EXERCISE -
Exclude the pictures, then quote exactly the lines from the one holding "Type out the text in this image." through the last line of the records.

****************

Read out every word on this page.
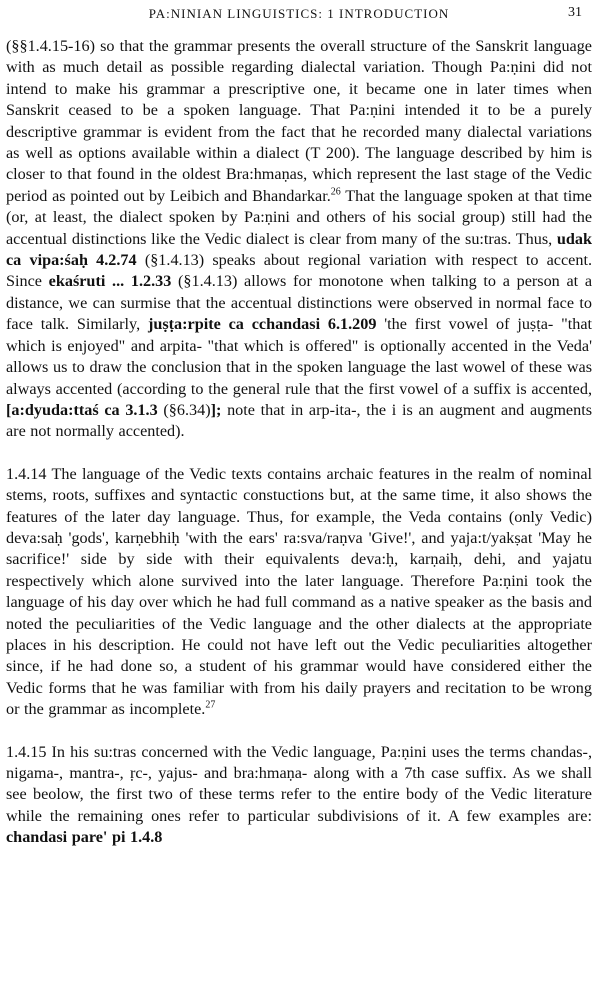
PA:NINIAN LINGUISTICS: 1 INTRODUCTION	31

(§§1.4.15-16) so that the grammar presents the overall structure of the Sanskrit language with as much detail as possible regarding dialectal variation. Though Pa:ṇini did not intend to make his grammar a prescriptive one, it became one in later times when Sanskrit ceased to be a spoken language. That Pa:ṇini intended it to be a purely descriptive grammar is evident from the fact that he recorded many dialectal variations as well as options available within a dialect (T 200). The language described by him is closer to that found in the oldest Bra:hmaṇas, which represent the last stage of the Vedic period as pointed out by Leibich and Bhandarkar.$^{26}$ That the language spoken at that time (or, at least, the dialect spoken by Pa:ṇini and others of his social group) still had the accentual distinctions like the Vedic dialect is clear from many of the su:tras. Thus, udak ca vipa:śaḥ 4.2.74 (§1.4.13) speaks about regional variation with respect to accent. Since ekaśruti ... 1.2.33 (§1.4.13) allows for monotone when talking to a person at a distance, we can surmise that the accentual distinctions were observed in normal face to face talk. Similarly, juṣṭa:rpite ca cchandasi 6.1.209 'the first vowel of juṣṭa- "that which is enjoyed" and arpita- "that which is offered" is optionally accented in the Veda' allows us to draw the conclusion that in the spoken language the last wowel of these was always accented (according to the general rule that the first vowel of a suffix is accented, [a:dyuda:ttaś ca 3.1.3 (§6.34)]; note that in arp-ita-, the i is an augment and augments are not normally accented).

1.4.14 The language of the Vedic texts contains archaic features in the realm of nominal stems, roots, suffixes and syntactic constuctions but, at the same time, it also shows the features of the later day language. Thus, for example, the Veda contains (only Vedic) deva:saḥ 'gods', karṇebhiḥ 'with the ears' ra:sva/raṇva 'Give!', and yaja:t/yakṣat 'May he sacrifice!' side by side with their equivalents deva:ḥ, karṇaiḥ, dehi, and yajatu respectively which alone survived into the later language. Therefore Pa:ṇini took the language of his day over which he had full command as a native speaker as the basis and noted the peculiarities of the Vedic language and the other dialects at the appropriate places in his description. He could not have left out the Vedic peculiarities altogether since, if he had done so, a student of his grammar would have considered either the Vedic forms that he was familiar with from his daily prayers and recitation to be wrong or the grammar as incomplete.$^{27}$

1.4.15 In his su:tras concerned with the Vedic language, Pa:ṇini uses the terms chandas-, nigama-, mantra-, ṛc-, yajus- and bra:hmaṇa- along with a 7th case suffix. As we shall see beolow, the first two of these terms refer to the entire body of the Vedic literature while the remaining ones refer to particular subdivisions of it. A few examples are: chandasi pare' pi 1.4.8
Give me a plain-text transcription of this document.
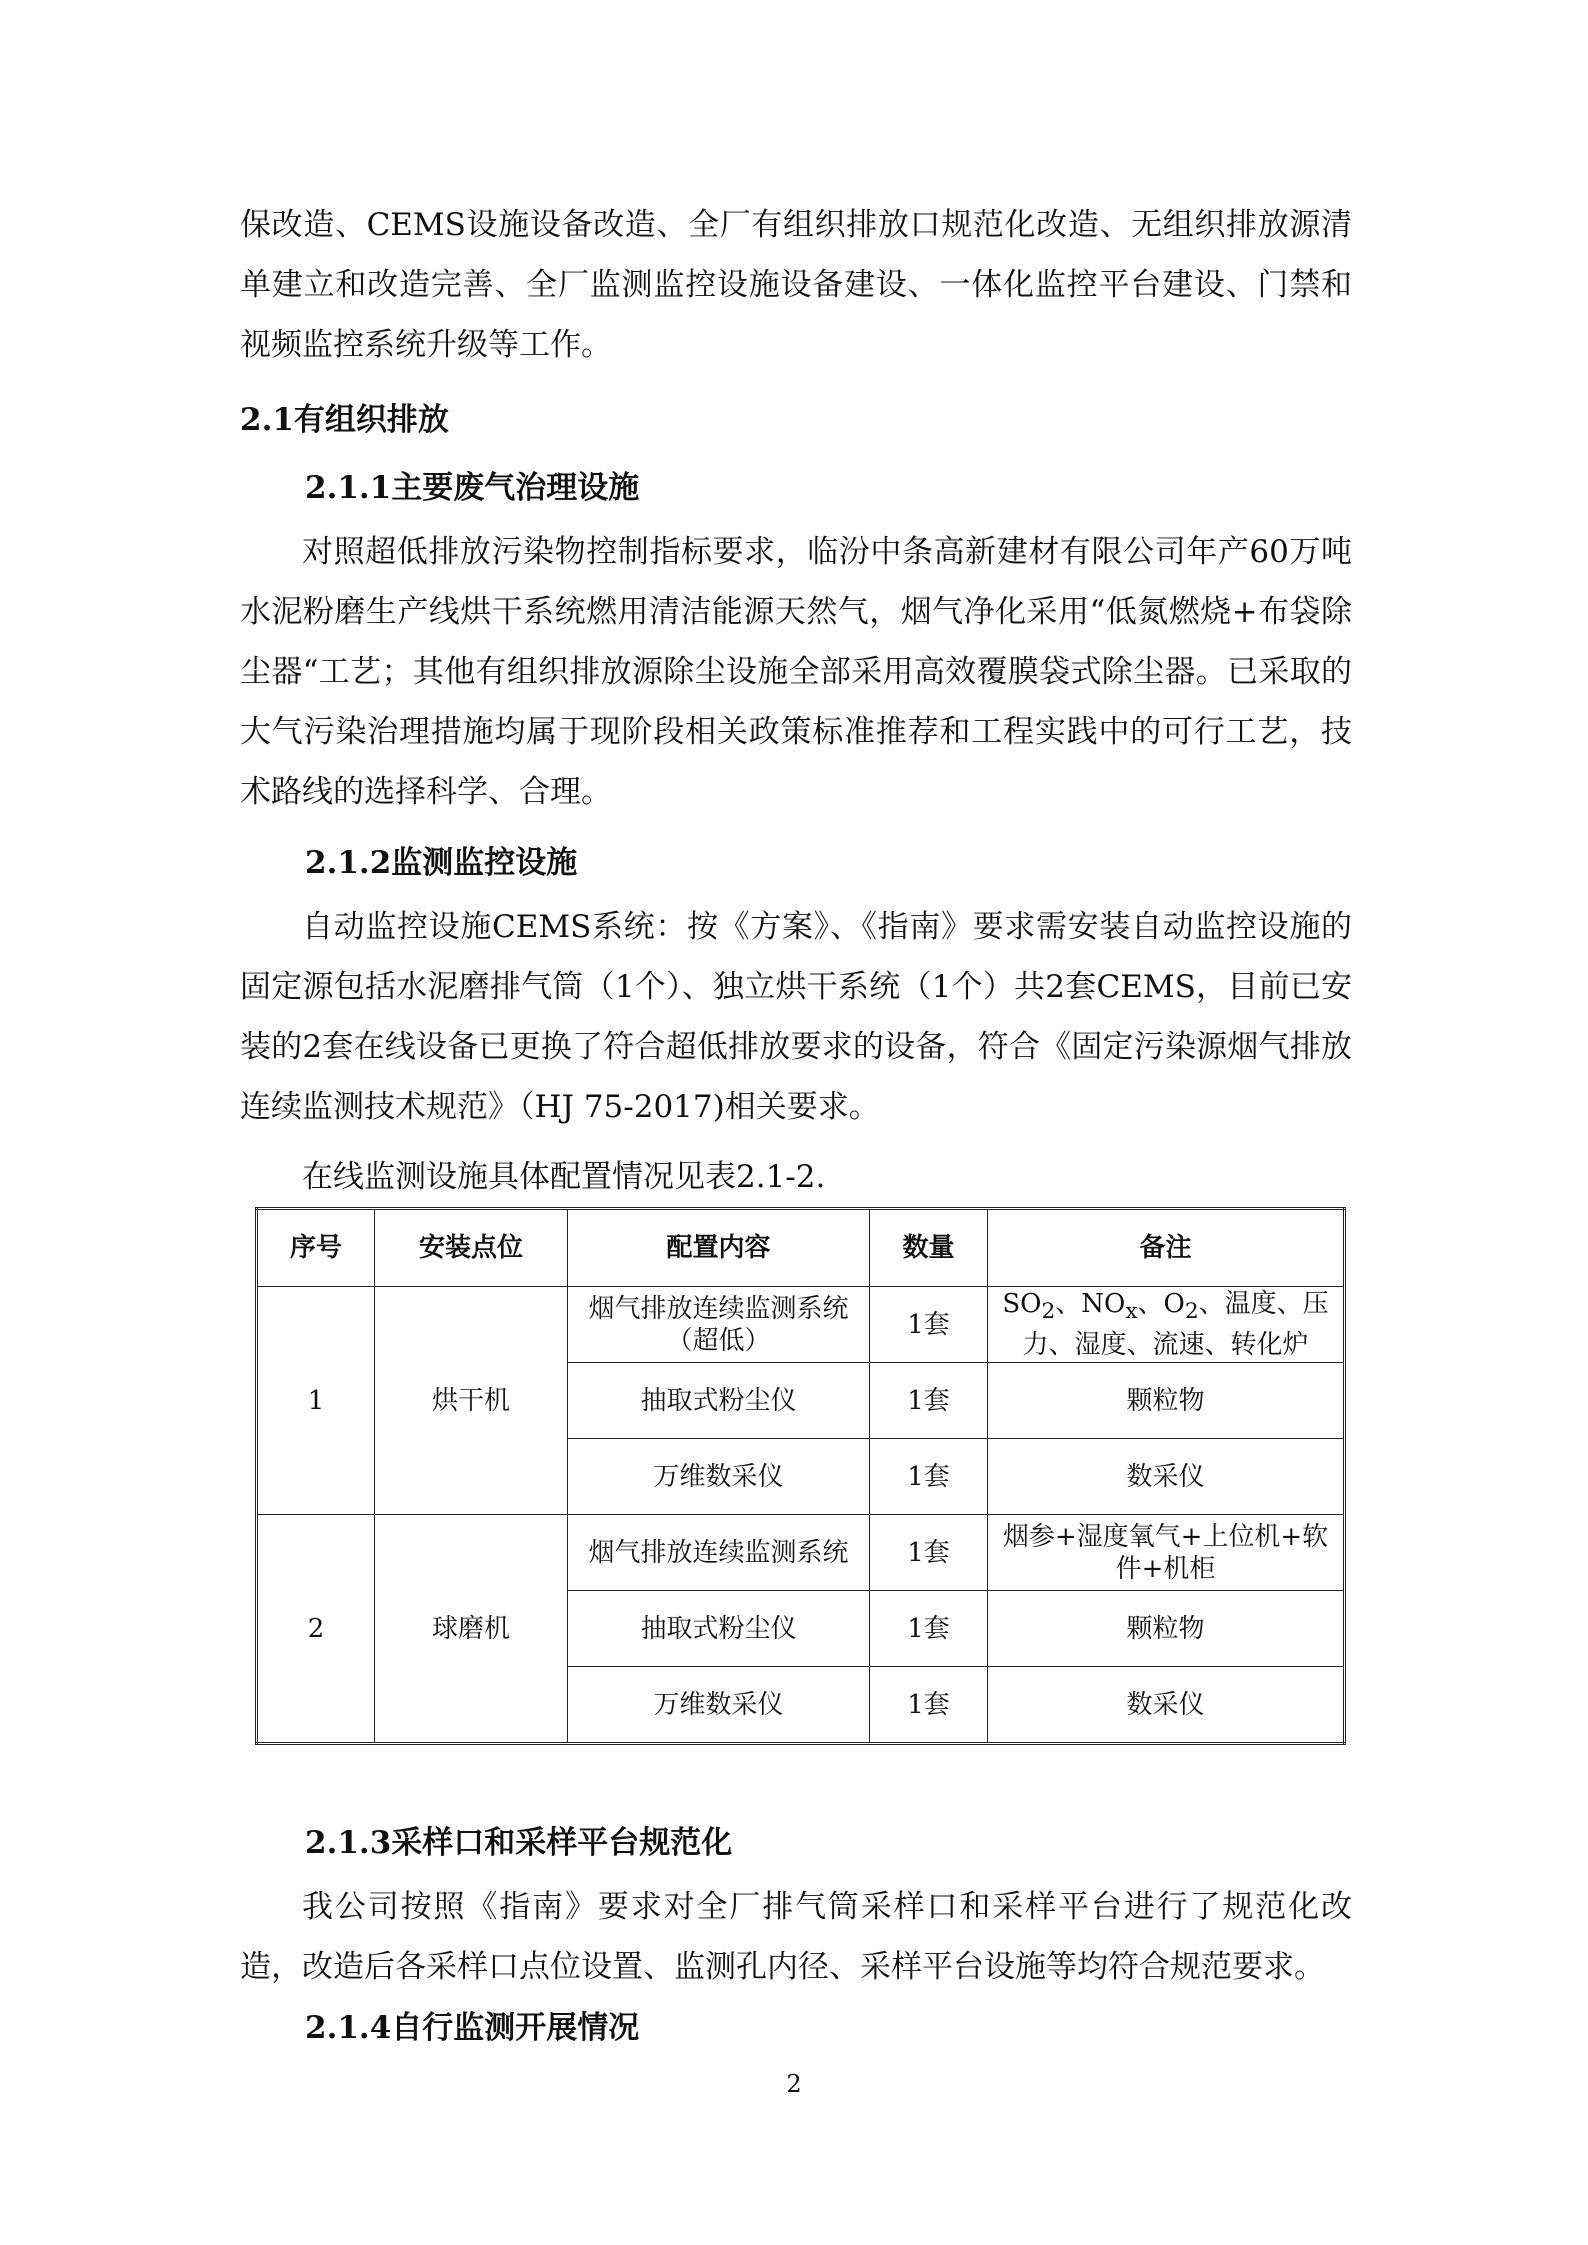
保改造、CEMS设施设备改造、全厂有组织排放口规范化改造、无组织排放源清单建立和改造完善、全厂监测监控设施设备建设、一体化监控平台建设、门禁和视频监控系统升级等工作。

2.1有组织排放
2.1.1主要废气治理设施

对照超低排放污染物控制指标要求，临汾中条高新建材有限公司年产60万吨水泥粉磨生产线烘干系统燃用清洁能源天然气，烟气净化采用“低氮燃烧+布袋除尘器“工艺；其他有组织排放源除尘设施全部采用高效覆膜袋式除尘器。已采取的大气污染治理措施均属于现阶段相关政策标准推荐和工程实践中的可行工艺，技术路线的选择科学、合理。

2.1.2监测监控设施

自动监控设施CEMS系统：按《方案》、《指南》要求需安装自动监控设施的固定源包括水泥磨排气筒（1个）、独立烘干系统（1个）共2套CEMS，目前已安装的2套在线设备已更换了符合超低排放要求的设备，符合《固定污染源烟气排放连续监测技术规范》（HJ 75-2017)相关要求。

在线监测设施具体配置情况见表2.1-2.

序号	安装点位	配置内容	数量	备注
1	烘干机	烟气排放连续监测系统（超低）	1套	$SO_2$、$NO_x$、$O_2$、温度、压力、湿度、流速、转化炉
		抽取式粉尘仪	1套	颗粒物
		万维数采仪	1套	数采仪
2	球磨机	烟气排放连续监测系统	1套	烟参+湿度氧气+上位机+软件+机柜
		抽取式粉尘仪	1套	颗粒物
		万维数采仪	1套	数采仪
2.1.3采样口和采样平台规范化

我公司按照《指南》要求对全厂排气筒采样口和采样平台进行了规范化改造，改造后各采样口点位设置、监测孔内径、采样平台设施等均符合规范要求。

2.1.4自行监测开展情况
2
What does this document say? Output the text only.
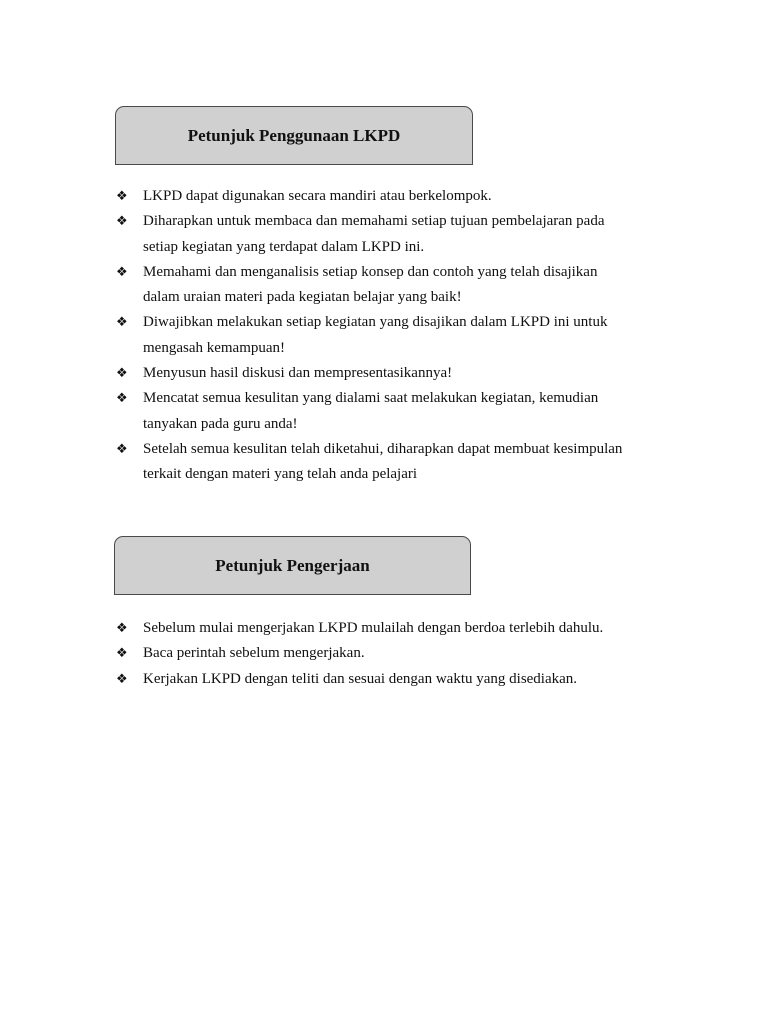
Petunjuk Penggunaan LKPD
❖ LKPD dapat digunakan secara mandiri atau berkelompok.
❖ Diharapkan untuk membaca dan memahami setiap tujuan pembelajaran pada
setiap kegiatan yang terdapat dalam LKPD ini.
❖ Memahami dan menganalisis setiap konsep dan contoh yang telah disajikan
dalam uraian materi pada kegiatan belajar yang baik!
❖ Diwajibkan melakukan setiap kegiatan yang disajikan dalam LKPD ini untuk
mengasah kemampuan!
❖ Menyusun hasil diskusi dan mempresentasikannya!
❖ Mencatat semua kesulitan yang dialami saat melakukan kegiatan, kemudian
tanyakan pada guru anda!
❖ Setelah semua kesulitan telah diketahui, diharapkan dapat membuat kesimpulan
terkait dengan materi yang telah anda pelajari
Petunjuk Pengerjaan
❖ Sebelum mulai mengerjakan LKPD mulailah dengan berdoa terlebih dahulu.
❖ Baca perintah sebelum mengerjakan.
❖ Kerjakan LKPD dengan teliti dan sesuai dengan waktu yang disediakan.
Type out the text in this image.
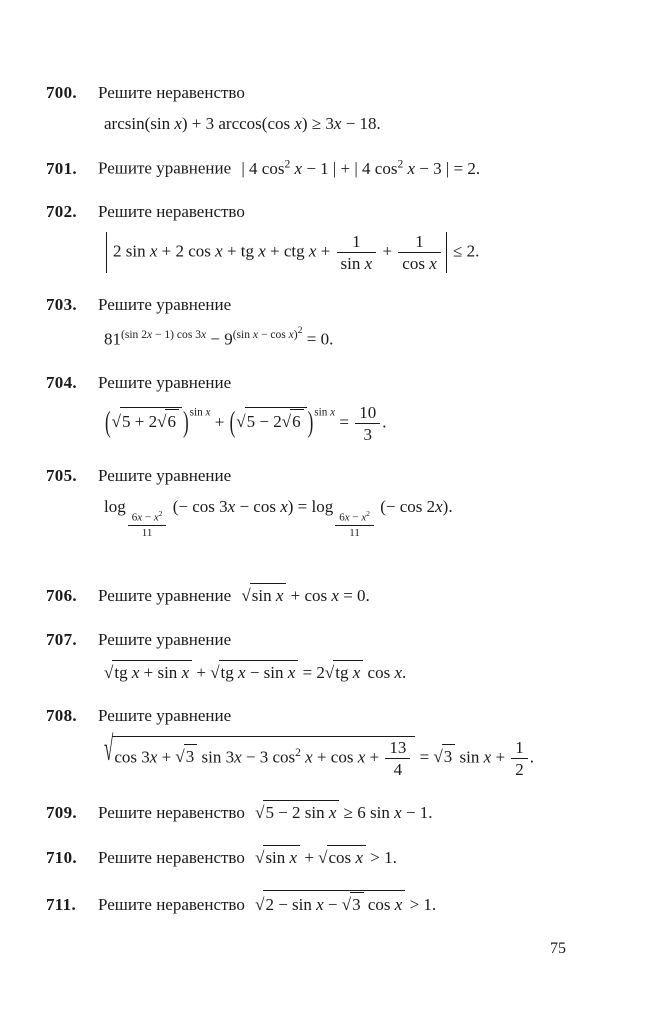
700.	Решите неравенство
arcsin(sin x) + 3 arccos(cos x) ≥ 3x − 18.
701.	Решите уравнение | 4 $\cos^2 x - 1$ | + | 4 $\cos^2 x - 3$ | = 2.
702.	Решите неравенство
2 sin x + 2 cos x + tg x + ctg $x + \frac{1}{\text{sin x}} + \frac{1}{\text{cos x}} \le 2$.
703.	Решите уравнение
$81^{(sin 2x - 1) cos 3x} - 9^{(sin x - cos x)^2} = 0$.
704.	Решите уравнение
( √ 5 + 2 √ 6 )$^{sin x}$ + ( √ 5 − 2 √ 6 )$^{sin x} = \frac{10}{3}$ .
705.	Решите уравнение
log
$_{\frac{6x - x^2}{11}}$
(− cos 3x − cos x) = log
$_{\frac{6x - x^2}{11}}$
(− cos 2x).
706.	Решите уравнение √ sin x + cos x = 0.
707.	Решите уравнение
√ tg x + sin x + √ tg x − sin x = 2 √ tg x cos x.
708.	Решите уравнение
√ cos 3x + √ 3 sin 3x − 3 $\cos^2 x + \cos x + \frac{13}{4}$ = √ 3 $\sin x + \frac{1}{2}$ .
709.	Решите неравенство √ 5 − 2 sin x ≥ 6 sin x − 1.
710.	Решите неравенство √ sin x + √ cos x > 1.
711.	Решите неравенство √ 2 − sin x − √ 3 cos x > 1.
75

****************

FINISHED TASK -
Type out the text in this image.
700.	Решите неравенство
arcsin(sin x) + 3 arccos(cos x) ≥ 3x − 18.
701.	Решите уравнение | 4 $\cos^2 x - 1$ | + | 4 $\cos^2 x - 3$ | = 2.
702.	Решите неравенство
2 sin x + 2 cos x + tg x + ctg $x + \frac{1}{\text{sin x}} + \frac{1}{\text{cos x}} \le 2$.
703.	Решите уравнение
$81^{(sin 2x - 1) cos 3x} - 9^{(sin x - cos x)^2} = 0$.
704.	Решите уравнение
( √ 5 + 2 √ 6 )$^{sin x}$ + ( √ 5 − 2 √ 6 )$^{sin x} = \frac{10}{3}$ .
705.	Решите уравнение
log
$_{\frac{6x - x^2}{11}}$
(− cos 3x − cos x) = log
$_{\frac{6x - x^2}{11}}$
(− cos 2x).
706.	Решите уравнение √ sin x + cos x = 0.
707.	Решите уравнение
√ tg x + sin x + √ tg x − sin x = 2 √ tg x cos x.
708.	Решите уравнение
√ cos 3x + √ 3 sin 3x − 3 $\cos^2 x + \cos x + \frac{13}{4}$ = √ 3 $\sin x + \frac{1}{2}$ .
709.	Решите неравенство √ 5 − 2 sin x ≥ 6 sin x − 1.
710.	Решите неравенство √ sin x + √ cos x > 1.
711.	Решите неравенство √ 2 − sin x − √ 3 cos x > 1.
75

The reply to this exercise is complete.